# Written request
Write out each line of the listing as it stands, without the images.

::::

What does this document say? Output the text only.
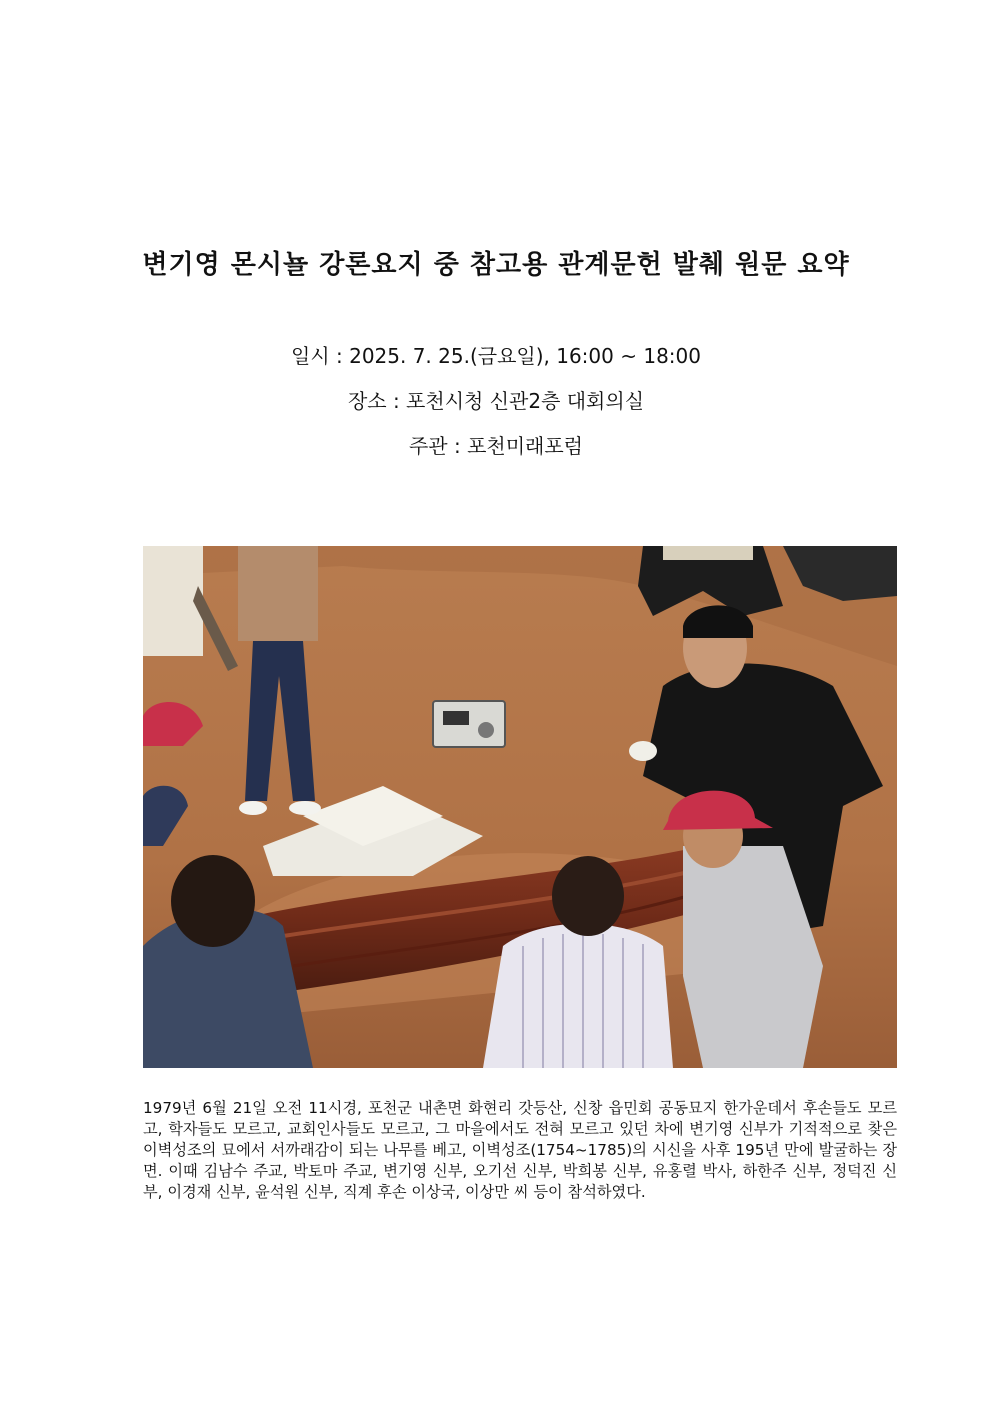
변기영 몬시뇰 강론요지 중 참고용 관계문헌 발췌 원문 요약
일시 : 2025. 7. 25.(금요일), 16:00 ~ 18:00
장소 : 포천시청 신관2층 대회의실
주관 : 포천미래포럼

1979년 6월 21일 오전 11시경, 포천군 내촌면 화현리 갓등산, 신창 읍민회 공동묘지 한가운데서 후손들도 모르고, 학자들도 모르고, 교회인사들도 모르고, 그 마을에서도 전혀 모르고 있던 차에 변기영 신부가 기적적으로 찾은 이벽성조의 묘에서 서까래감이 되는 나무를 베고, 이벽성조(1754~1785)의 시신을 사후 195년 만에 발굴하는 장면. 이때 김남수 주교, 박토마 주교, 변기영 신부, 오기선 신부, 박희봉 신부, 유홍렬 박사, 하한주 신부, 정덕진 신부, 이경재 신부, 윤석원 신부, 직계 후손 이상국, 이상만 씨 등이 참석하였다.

::::

# Result for this exercise
What does this document say? Output the text only.
변기영 몬시뇰 강론요지 중 참고용 관계문헌 발췌 원문 요약
일시 : 2025. 7. 25.(금요일), 16:00 ~ 18:00
장소 : 포천시청 신관2층 대회의실
주관 : 포천미래포럼

1979년 6월 21일 오전 11시경, 포천군 내촌면 화현리 갓등산, 신창 읍민회 공동묘지 한가운데서 후손들도 모르고, 학자들도 모르고, 교회인사들도 모르고, 그 마을에서도 전혀 모르고 있던 차에 변기영 신부가 기적적으로 찾은 이벽성조의 묘에서 서까래감이 되는 나무를 베고, 이벽성조(1754~1785)의 시신을 사후 195년 만에 발굴하는 장면. 이때 김남수 주교, 박토마 주교, 변기영 신부, 오기선 신부, 박희봉 신부, 유홍렬 박사, 하한주 신부, 정덕진 신부, 이경재 신부, 윤석원 신부, 직계 후손 이상국, 이상만 씨 등이 참석하였다.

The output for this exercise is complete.